◆ Task instructions ◆
Here are some records; copy every line that holds the word "זיין".

-- Start Given entries --

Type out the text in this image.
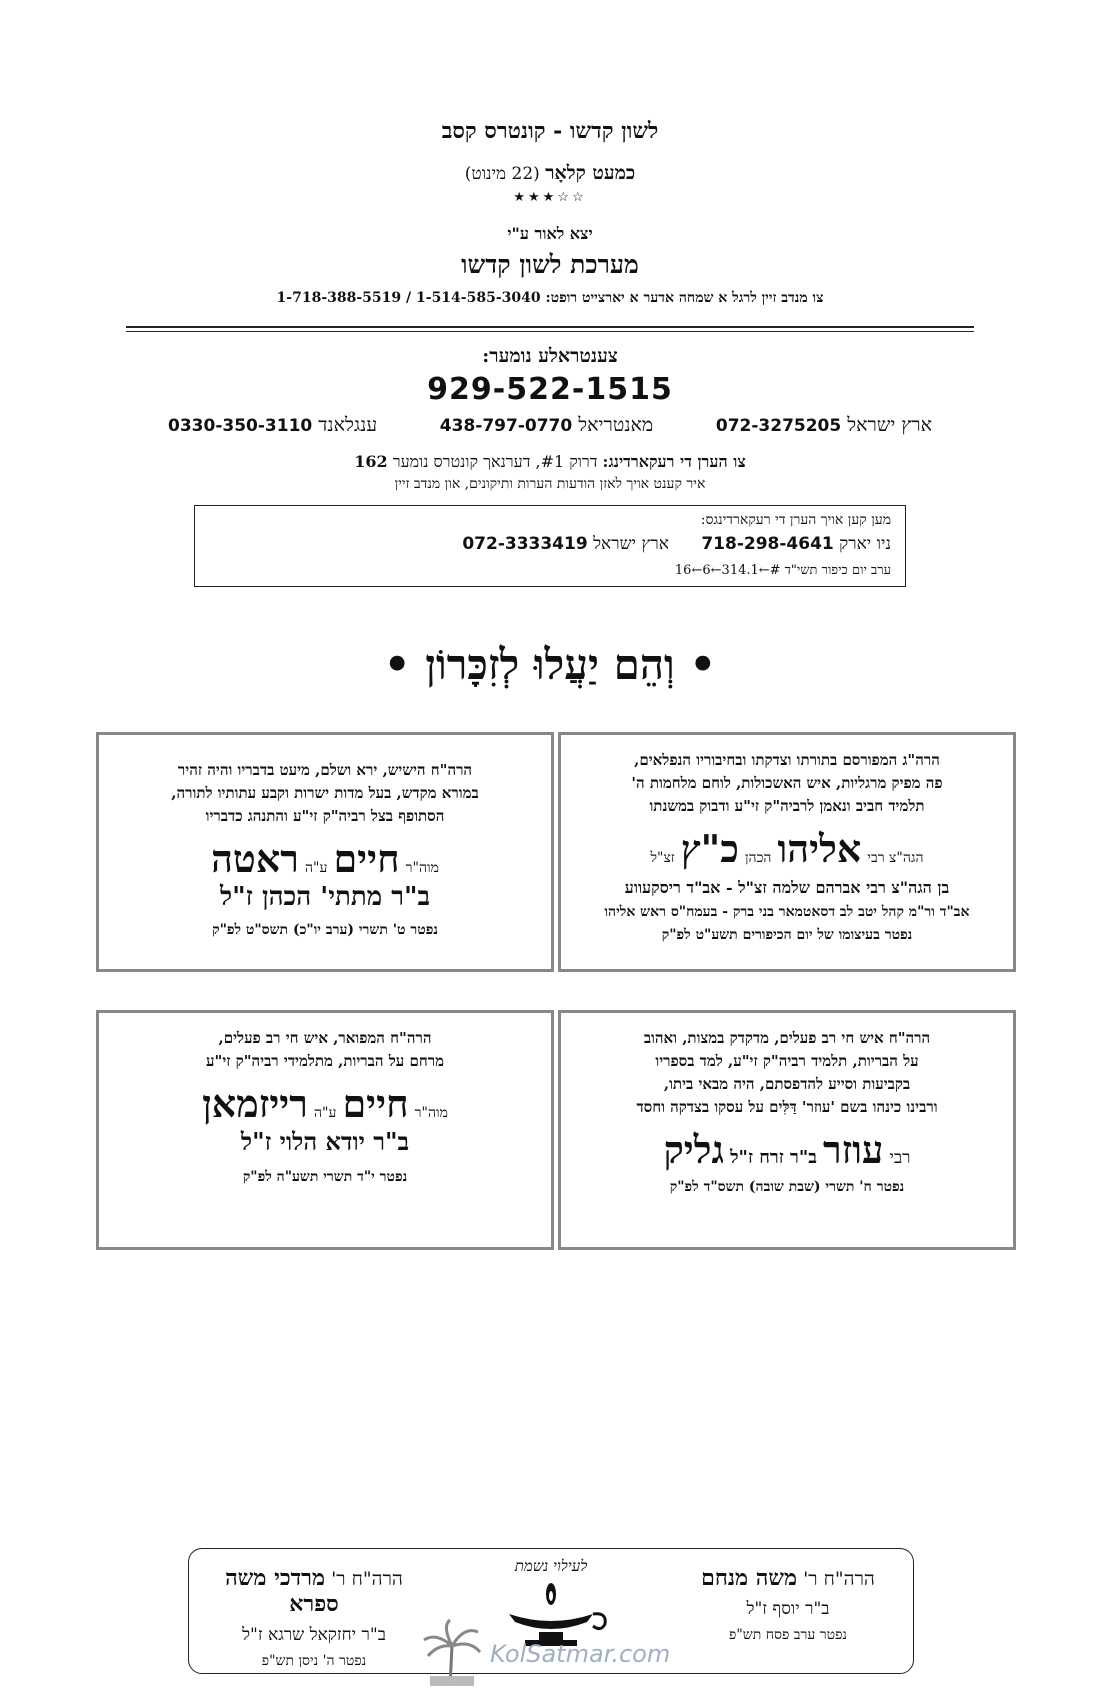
לשון קדשו - קונטרס קסב
כמעט קלאָר (22 מינוט)
★★★☆☆
יצא לאור ע"י
מערכת לשון קדשו
צו מנדב זיין לרגל א שמחה אדער א יארצייט רופט: 1-514-585-3040 / 1-718-388-5519
צענטראלע נומער:
929-522-1515
ארץ ישראל 072-3275205
מאנטריאל 438-797-0770
ענגלאנד 0330-350-3110
צו הערן די רעקארדינג: דרוק #1, דערנאך קונטרס נומער 162
איר קענט אויך לאזן הודעות הערות ותיקונים, און מנדב זיין
מען קען אויך הערן די רעקארדינגס:
ניו יארק 718-298-4641      ארץ ישראל 072-3333419
ערב יום כיפור תשי"ד #←314.1←6←16
• וְהֵם יַעֲלוּ לְזִכָּרוֹן •
הרה"ג המפורסם בתורתו וצדקתו ובחיבוריו הנפלאים,
פה מפיק מרגליות, איש האשכולות, לוחם מלחמות ה'
תלמיד חביב ונאמן לרביה"ק זי"ע ודבוק במשנתו
הגה"צ רבי אליהו הכהן כ"ץ זצ"ל
בן הגה"צ רבי אברהם שלמה זצ"ל - אב"ד ריסקעווע
אב"ד ור"מ קהל יטב לב דסאטמאר בני ברק - בעמח"ס ראש אליהו
נפטר בעיצומו של יום הכיפורים תשע"ט לפ"ק
הרה"ח הישיש, ירא ושלם, מיעט בדבריו והיה זהיר
במורא מקדש, בעל מדות ישרות וקבע עתותיו לתורה,
הסתופף בצל רביה"ק זי"ע והתנהג כדבריו
מוה"ר חיים ע"ה ראטה
ב"ר מתתי' הכהן ז"ל
נפטר ט' תשרי (ערב יו"כ) תשס"ט לפ"ק
הרה"ח איש חי רב פעלים, מדקדק במצות, ואהוב
על הבריות, תלמיד רביה"ק זי"ע, למד בספריו
בקביעות וסייע להדפסתם, היה מבאי ביתו,
ורבינו כינהו בשם 'עוזר' דַּלִּים על עסקו בצדקה וחסד
רבי עוזר ב"ר זרח ז"ל גליק
נפטר ח' תשרי (שבת שובה) תשס"ד לפ"ק
הרה"ח המפואר, איש חי רב פעלים,
מרחם על הבריות, מתלמידי רביה"ק זי"ע
מוה"ר חיים ע"ה רייזמאן
ב"ר יודא הלוי ז"ל
נפטר י"ד תשרי תשע"ה לפ"ק
הרה"ח ר' משה מנחם
ב"ר יוסף ז"ל
נפטר ערב פסח תש"פ
לעילוי נשמת
הרה"ח ר' מרדכי משה ספרא
ב"ר יחזקאל שרגא ז"ל
נפטר ה' ניסן תש"פ	KolSatmar.com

-- End Given entries --

◆ Solution to the problem ◆
צו מנדב זיין לרגל א שמחה אדער א יארצייט רופט: 1-514-585-3040 / 1-718-388-5519
איר קענט אויך לאזן הודעות הערות ותיקונים, און מנדב זיין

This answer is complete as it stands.